- _DATA FOR PROCESSING_
* begin *

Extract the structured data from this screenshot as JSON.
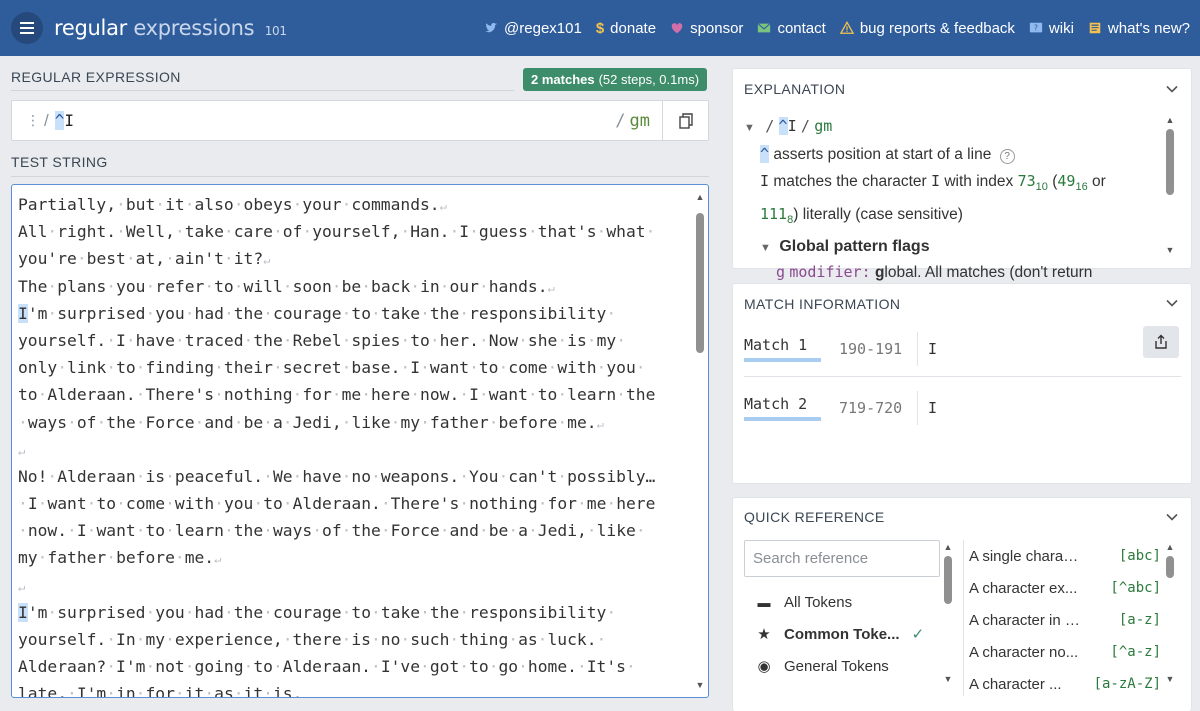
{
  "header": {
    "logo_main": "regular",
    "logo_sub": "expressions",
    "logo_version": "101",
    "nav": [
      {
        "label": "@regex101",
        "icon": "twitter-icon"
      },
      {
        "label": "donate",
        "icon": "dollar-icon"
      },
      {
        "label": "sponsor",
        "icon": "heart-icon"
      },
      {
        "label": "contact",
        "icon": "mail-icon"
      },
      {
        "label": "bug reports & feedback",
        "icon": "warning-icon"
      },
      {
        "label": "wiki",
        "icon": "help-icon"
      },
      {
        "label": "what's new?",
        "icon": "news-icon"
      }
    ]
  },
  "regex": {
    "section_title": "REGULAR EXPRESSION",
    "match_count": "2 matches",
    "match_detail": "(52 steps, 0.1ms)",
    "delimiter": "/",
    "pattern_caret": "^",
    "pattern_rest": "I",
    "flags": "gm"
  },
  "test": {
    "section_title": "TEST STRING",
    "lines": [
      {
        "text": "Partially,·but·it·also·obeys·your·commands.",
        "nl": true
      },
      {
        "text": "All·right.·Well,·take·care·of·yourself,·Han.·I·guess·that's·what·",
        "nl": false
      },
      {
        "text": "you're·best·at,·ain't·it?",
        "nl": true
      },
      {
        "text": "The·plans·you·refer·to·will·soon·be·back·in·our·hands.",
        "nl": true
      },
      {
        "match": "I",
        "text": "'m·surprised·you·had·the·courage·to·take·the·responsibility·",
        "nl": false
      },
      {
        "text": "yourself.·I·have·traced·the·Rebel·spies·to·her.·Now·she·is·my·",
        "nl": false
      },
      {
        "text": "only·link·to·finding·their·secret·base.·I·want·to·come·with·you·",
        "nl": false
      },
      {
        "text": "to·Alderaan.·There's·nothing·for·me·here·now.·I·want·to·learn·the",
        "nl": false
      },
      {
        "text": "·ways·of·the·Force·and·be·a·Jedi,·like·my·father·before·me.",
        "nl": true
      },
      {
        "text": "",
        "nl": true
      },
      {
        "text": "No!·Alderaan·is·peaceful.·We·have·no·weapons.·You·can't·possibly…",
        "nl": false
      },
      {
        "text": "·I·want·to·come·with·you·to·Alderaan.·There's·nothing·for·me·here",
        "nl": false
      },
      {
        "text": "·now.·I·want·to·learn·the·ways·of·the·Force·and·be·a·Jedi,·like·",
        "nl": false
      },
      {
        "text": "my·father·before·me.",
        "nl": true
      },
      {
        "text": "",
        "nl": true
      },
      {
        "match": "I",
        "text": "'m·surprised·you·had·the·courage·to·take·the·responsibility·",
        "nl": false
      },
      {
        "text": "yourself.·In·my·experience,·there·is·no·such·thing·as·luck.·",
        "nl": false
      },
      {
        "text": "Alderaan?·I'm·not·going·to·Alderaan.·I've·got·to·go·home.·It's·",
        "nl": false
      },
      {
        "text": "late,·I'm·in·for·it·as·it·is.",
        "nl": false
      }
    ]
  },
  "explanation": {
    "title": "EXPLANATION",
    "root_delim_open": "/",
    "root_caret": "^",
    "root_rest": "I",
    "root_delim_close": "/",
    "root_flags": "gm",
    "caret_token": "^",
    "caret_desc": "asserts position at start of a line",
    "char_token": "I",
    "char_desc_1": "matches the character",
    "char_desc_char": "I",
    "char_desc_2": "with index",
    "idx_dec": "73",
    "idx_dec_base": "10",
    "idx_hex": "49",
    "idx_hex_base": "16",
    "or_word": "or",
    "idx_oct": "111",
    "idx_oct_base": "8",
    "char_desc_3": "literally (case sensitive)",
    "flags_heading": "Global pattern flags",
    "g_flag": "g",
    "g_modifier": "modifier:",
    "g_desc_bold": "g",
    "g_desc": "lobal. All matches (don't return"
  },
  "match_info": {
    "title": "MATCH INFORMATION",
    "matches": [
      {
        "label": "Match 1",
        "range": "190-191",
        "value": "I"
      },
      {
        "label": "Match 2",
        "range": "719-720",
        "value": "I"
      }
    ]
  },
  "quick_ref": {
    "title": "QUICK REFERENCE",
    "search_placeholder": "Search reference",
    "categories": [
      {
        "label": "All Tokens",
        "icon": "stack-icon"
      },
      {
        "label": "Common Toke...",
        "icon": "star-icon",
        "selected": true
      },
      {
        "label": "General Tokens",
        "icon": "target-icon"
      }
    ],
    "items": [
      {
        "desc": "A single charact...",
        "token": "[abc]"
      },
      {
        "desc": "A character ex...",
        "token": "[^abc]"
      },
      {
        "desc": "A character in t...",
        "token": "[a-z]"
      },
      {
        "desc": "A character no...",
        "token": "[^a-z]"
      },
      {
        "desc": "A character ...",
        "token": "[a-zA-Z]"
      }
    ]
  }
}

* end *
* begin *

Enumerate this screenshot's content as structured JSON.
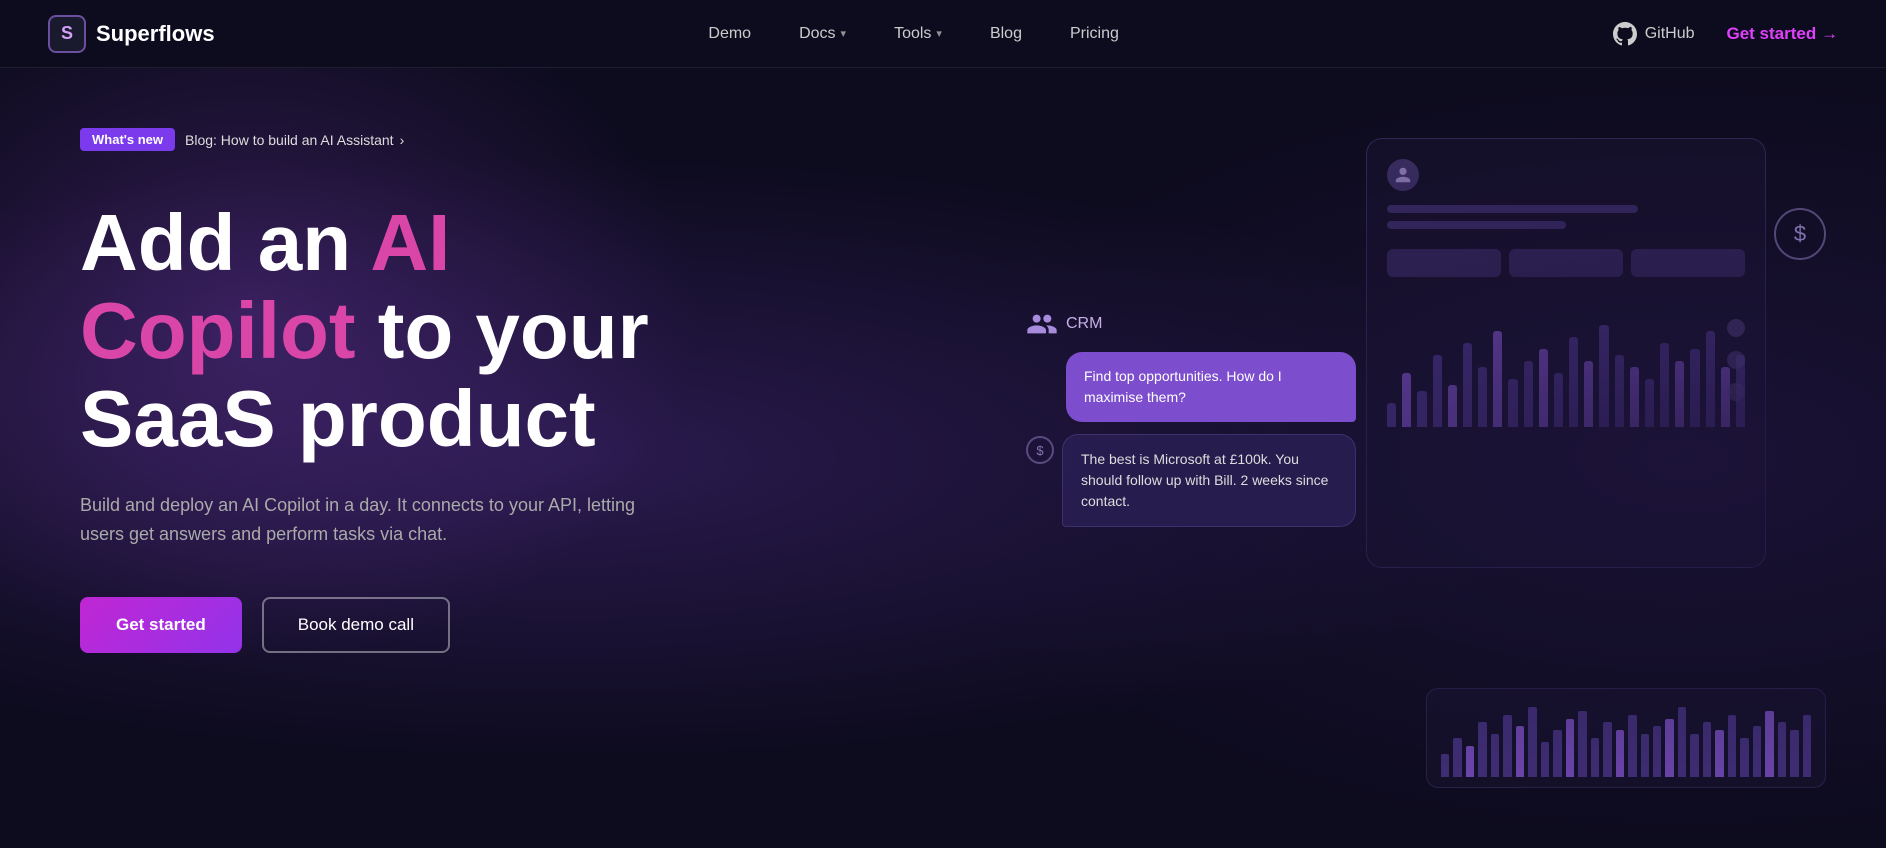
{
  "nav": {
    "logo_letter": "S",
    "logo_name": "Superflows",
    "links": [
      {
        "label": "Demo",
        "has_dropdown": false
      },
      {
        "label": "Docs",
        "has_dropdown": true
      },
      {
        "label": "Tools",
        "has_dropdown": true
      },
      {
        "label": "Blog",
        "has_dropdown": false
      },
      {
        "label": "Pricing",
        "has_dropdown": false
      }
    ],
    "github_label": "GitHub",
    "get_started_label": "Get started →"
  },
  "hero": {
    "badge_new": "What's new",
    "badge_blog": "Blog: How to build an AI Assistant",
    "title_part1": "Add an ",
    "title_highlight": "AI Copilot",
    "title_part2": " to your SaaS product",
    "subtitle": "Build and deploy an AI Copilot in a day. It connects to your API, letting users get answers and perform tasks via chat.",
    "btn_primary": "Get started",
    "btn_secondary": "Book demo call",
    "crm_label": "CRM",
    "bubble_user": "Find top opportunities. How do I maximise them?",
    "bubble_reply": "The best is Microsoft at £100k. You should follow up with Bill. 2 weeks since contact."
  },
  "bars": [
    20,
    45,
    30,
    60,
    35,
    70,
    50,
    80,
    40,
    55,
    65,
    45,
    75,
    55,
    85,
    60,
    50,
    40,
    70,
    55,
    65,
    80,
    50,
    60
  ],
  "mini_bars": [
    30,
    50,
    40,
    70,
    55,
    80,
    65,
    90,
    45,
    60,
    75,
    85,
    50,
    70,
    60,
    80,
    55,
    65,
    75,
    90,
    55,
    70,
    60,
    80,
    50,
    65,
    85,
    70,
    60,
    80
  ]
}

* end *

- _GIVEN TASK_
For each line of the entries that includes "before", show that line.

- _EXERCISE SOLUTION_
        "text": "·ways·of·the·Force·and·be·a·Jedi,·like·my·father·before·me.",
        "text": "my·father·before·me.",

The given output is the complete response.